» TASK GOAL:
Will you transcribe the entries that follow, exactly and in full?

[START EXTRACTED DATA]

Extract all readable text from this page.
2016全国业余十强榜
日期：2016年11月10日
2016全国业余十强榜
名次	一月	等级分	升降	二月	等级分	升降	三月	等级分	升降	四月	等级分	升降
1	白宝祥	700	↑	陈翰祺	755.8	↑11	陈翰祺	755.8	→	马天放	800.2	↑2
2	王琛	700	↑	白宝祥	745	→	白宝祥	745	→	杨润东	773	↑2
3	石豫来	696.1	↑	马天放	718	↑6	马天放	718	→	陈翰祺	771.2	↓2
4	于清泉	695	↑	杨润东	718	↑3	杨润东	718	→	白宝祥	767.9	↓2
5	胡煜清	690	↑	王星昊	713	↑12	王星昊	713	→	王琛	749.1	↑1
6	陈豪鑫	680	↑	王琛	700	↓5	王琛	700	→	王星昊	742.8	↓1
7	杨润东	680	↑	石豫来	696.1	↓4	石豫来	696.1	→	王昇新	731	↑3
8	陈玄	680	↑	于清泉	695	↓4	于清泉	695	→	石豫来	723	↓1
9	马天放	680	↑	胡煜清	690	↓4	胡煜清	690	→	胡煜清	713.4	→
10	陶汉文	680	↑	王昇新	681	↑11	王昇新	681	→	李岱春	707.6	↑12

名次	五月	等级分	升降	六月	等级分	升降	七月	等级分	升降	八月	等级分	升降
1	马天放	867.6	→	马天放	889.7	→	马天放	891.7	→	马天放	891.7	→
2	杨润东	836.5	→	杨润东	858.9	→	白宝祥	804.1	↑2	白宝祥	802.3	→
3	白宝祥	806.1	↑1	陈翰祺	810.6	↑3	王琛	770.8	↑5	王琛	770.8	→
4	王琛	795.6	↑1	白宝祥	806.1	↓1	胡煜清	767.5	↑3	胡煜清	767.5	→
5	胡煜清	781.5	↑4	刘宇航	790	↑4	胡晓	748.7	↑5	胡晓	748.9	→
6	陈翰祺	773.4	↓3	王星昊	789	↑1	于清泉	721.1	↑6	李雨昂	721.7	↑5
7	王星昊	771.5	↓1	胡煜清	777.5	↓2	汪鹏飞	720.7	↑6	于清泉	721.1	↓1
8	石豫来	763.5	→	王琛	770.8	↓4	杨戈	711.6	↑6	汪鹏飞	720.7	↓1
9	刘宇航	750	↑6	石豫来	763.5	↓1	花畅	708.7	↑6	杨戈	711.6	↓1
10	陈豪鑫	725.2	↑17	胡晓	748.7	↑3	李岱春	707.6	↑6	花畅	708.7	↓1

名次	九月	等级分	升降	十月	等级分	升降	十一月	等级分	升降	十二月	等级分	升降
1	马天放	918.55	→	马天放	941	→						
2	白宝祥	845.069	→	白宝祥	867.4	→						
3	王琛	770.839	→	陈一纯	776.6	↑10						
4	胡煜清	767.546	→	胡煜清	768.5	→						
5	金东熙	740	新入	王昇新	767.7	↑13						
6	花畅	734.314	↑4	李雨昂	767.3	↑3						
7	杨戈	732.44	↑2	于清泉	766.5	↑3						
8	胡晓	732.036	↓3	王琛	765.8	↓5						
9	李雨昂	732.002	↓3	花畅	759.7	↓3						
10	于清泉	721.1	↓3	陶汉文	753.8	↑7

[END EXTRACTED DATA]

» COMPLETE ANSWER:
Extract all readable text from this page.
2016全国业余十强榜
日期：2016年11月10日
2016全国业余十强榜
名次	一月	等级分	升降	二月	等级分	升降	三月	等级分	升降	四月	等级分	升降
1	白宝祥	700	↑	陈翰祺	755.8	↑11	陈翰祺	755.8	→	马天放	800.2	↑2
2	王琛	700	↑	白宝祥	745	→	白宝祥	745	→	杨润东	773	↑2
3	石豫来	696.1	↑	马天放	718	↑6	马天放	718	→	陈翰祺	771.2	↓2
4	于清泉	695	↑	杨润东	718	↑3	杨润东	718	→	白宝祥	767.9	↓2
5	胡煜清	690	↑	王星昊	713	↑12	王星昊	713	→	王琛	749.1	↑1
6	陈豪鑫	680	↑	王琛	700	↓5	王琛	700	→	王星昊	742.8	↓1
7	杨润东	680	↑	石豫来	696.1	↓4	石豫来	696.1	→	王昇新	731	↑3
8	陈玄	680	↑	于清泉	695	↓4	于清泉	695	→	石豫来	723	↓1
9	马天放	680	↑	胡煜清	690	↓4	胡煜清	690	→	胡煜清	713.4	→
10	陶汉文	680	↑	王昇新	681	↑11	王昇新	681	→	李岱春	707.6	↑12

名次	五月	等级分	升降	六月	等级分	升降	七月	等级分	升降	八月	等级分	升降
1	马天放	867.6	→	马天放	889.7	→	马天放	891.7	→	马天放	891.7	→
2	杨润东	836.5	→	杨润东	858.9	→	白宝祥	804.1	↑2	白宝祥	802.3	→
3	白宝祥	806.1	↑1	陈翰祺	810.6	↑3	王琛	770.8	↑5	王琛	770.8	→
4	王琛	795.6	↑1	白宝祥	806.1	↓1	胡煜清	767.5	↑3	胡煜清	767.5	→
5	胡煜清	781.5	↑4	刘宇航	790	↑4	胡晓	748.7	↑5	胡晓	748.9	→
6	陈翰祺	773.4	↓3	王星昊	789	↑1	于清泉	721.1	↑6	李雨昂	721.7	↑5
7	王星昊	771.5	↓1	胡煜清	777.5	↓2	汪鹏飞	720.7	↑6	于清泉	721.1	↓1
8	石豫来	763.5	→	王琛	770.8	↓4	杨戈	711.6	↑6	汪鹏飞	720.7	↓1
9	刘宇航	750	↑6	石豫来	763.5	↓1	花畅	708.7	↑6	杨戈	711.6	↓1
10	陈豪鑫	725.2	↑17	胡晓	748.7	↑3	李岱春	707.6	↑6	花畅	708.7	↓1

名次	九月	等级分	升降	十月	等级分	升降	十一月	等级分	升降	十二月	等级分	升降
1	马天放	918.55	→	马天放	941	→						
2	白宝祥	845.069	→	白宝祥	867.4	→						
3	王琛	770.839	→	陈一纯	776.6	↑10						
4	胡煜清	767.546	→	胡煜清	768.5	→						
5	金东熙	740	新入	王昇新	767.7	↑13						
6	花畅	734.314	↑4	李雨昂	767.3	↑3						
7	杨戈	732.44	↑2	于清泉	766.5	↑3						
8	胡晓	732.036	↓3	王琛	765.8	↓5						
9	李雨昂	732.002	↓3	花畅	759.7	↓3						
10	于清泉	721.1	↓3	陶汉文	753.8	↑7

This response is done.